**ORDEM DE SERVIÇO**
Segundo o texto fornecido, qual é hoje a ocupação da filha mencionada?

**TEXTO FORNECIDO**
▬▬▬▬▬▬
Fui para a faculdade, a seguir. Com grande professores.

Não posso esquecer, porque seria injusto, a figura extraordinária de Mário Mazargão que me impressionou pelo seu rigor na vida pública e privada. Rigor de asceta de uma nobre vida que, diariamente, exigia contas de si próprio. O resto é história conhecida. A rápida, fulminante carreira, regida pela moralidade, na política de São Paulo e do País.

A vaidade que tenho é não se terem perdido as lições que colhi de mestres notáveis, que revejo agora, os olhos nos olhos.

Nesta quadra da vida, quase cego e com a memória falha, dou graças a Deus por ter me conduzido a uma esposa virtuosa. Era um encantamento de mulher e deu-me uma filha da qual me envaideço.

Esta atravessou dificuldades sérias, mas venceu-me. Hoje é deputada federal, as netas bem casadas. A família feliz.

Não é muito o que tenho a contar, nem isso é um arremedo de biografia.
▬▬▬▬▬▬
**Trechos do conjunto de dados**
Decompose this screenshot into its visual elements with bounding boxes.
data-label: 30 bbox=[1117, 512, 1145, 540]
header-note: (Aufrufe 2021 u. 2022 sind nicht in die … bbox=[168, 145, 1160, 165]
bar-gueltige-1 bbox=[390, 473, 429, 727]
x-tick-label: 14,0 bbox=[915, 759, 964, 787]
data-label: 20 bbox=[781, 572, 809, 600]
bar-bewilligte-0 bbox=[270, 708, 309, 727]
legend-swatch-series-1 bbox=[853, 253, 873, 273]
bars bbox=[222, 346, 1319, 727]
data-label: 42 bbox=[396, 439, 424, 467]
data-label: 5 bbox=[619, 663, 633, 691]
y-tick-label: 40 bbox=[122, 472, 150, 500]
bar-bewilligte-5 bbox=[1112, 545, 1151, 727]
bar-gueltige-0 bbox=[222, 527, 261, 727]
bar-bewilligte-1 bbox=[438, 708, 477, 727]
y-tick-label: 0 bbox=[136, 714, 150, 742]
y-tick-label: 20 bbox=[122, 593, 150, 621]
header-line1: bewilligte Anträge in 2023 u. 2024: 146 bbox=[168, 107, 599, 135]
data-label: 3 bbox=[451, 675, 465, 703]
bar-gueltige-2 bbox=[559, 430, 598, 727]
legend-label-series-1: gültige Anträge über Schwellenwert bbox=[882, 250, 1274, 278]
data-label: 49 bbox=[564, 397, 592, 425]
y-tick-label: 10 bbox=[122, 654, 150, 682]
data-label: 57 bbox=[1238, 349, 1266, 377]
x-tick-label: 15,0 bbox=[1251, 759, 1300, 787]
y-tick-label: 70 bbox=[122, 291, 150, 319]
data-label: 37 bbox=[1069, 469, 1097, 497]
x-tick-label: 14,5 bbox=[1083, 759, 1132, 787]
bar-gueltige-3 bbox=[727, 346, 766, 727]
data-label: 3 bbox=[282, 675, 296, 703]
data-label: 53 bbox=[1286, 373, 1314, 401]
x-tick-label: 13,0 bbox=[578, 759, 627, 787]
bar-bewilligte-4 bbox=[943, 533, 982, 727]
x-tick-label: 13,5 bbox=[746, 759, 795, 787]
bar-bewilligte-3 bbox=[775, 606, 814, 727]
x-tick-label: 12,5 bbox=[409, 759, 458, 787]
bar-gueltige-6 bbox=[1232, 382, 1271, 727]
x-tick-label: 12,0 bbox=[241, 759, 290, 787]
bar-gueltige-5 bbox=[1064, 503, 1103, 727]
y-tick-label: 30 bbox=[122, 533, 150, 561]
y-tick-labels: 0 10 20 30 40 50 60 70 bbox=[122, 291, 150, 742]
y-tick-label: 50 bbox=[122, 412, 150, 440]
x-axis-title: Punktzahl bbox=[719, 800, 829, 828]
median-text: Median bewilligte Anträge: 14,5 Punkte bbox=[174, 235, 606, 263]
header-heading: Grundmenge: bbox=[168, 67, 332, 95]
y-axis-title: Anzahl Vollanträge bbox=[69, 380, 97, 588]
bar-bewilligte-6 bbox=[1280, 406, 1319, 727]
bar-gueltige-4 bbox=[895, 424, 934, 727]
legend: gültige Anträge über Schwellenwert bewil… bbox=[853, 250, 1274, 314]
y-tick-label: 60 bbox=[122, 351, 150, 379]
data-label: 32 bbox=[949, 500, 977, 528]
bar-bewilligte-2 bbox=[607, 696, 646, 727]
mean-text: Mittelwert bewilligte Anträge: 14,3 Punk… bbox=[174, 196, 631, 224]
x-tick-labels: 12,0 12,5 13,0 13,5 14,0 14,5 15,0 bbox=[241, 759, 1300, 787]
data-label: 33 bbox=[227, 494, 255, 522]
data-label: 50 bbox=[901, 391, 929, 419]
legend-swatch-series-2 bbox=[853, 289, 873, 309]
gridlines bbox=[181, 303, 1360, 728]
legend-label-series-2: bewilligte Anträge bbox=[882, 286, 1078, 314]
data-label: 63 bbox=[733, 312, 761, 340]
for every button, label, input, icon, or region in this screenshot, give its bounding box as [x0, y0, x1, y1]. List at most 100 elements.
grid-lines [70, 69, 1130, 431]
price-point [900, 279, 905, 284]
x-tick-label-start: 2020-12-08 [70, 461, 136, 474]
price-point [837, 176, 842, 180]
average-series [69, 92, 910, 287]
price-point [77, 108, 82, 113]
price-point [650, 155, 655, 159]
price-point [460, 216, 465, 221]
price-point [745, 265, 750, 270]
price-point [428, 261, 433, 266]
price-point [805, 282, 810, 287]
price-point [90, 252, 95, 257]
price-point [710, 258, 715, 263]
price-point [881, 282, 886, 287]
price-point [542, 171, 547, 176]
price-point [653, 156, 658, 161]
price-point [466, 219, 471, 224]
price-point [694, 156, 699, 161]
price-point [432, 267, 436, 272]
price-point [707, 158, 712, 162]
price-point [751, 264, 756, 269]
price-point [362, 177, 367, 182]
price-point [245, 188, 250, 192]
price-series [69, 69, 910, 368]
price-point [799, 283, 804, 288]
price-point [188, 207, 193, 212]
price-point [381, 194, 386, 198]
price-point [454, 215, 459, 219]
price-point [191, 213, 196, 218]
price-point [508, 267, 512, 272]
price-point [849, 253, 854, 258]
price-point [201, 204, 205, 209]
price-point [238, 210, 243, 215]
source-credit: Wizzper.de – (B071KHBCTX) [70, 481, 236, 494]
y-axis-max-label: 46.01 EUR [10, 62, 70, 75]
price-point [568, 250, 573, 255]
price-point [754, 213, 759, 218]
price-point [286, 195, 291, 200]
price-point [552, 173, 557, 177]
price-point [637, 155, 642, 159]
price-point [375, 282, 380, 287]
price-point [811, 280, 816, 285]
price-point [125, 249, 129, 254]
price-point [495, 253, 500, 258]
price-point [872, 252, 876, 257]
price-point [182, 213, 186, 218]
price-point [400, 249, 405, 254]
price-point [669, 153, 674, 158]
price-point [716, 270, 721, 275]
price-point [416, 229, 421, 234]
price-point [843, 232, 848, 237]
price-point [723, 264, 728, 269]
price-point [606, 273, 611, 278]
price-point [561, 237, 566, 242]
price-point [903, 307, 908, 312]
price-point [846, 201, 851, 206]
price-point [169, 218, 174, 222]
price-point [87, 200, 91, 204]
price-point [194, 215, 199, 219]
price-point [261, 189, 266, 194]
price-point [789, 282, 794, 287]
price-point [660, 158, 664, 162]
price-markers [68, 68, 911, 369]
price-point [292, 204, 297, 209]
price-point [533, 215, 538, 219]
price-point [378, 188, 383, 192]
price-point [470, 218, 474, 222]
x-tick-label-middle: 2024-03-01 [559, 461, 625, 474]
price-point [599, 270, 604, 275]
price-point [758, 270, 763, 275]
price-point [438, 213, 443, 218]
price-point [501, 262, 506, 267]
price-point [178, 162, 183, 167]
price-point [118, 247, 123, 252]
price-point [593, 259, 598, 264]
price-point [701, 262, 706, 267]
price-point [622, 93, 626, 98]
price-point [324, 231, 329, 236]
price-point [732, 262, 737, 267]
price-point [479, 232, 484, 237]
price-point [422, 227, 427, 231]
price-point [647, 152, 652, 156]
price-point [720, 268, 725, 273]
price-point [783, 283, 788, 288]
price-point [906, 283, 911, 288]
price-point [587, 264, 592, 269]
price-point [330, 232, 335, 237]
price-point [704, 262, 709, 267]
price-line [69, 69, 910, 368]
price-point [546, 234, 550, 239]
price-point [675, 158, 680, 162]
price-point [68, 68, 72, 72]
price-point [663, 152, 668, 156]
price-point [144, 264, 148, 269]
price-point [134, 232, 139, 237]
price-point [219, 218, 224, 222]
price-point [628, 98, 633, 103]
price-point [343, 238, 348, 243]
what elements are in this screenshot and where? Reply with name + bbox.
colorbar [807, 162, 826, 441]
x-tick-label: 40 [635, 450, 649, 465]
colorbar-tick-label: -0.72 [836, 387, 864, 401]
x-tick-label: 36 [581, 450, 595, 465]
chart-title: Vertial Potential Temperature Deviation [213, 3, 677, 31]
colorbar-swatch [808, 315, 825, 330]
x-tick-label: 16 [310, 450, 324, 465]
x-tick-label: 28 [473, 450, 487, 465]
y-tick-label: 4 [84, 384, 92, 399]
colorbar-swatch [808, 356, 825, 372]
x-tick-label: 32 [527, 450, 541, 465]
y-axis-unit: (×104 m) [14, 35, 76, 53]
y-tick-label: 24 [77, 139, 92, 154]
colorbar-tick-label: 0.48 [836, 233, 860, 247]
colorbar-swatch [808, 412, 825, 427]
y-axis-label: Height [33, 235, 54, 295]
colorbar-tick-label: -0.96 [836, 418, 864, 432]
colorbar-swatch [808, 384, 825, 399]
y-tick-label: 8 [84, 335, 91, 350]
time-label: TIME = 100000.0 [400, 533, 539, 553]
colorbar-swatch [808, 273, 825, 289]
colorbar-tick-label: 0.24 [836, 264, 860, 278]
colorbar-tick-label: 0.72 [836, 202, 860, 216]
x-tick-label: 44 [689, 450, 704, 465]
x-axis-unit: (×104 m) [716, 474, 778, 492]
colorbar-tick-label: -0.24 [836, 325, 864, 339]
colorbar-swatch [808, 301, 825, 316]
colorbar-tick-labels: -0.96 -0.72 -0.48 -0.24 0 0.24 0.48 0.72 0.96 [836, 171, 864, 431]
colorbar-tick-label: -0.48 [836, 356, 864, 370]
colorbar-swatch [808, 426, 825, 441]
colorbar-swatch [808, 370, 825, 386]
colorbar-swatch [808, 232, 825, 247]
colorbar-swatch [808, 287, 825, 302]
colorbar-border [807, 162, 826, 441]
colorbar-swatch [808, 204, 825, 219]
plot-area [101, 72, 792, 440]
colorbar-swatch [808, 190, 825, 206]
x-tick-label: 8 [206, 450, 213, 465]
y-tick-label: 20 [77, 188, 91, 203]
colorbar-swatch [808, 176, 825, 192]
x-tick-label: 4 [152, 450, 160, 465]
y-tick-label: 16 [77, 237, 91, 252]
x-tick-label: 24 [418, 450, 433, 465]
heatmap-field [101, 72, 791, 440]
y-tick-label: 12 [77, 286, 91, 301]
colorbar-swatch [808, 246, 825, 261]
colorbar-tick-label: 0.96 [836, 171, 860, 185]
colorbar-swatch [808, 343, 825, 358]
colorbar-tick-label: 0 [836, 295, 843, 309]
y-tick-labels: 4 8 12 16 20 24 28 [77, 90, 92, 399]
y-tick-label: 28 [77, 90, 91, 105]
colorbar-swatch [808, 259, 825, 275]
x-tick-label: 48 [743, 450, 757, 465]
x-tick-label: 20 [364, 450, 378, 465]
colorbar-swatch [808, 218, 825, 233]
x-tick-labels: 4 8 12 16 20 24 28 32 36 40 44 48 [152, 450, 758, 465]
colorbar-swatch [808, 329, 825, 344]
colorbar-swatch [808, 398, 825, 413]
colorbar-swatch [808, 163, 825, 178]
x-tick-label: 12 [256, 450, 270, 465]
▬▬▬▬▬▬
**RESPOSTA ESCRITA**
Ela é deputada federal.